Report every line below that contains the string "体育创新教学年终总结", treating case as significant.

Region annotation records
"""

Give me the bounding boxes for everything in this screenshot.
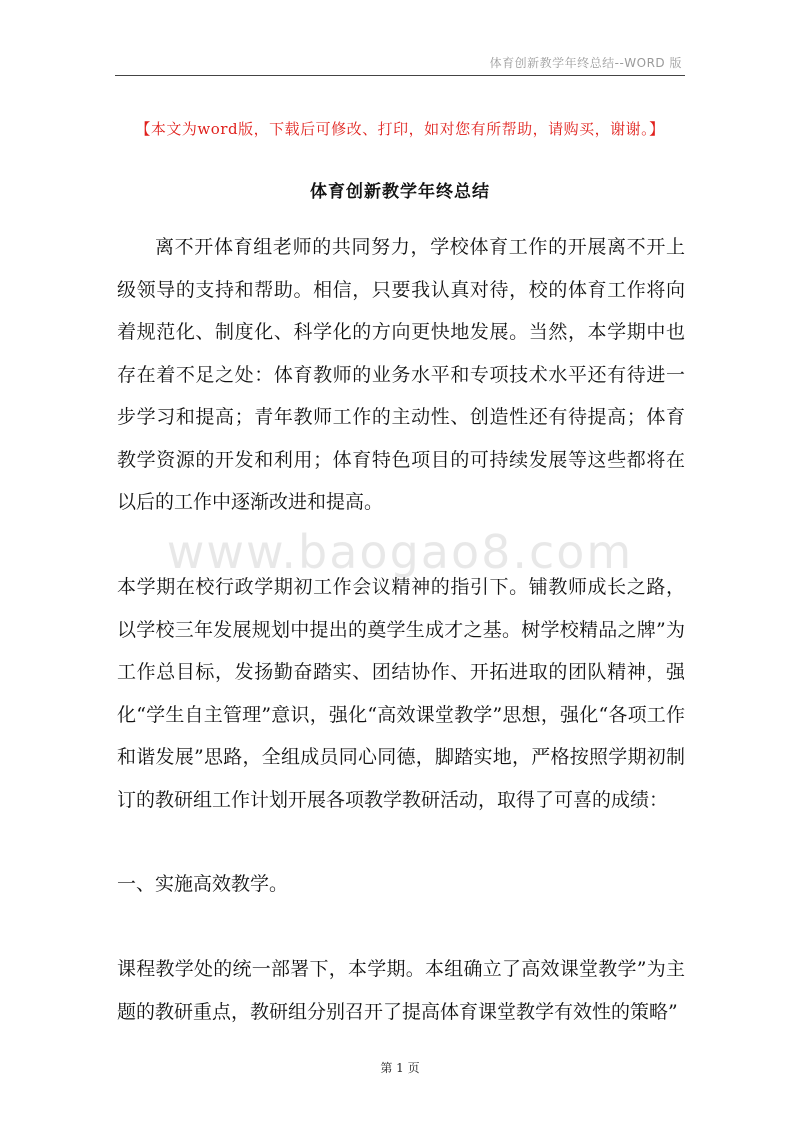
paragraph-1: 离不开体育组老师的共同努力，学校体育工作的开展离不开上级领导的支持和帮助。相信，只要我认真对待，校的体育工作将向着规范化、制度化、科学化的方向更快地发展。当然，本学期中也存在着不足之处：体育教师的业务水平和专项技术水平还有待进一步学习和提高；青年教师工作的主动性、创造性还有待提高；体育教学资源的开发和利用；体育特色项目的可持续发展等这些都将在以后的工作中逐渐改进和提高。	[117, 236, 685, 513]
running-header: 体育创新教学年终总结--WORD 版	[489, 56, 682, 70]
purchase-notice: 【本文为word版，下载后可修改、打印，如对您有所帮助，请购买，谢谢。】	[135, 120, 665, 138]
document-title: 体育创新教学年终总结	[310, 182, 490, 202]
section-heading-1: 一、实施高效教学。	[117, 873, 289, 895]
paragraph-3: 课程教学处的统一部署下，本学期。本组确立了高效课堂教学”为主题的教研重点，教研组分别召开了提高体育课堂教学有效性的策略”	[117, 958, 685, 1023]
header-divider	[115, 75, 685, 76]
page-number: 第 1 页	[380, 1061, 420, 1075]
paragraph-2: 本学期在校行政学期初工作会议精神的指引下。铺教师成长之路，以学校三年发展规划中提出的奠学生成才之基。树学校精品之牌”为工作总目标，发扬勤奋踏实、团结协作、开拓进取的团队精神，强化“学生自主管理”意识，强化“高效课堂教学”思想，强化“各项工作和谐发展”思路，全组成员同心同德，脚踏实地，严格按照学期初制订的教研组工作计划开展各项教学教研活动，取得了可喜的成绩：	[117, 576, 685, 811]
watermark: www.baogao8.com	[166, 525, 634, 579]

"""

→ **Solution**
running-header: 体育创新教学年终总结--WORD 版	[489, 56, 682, 70]
document-title: 体育创新教学年终总结	[310, 182, 490, 202]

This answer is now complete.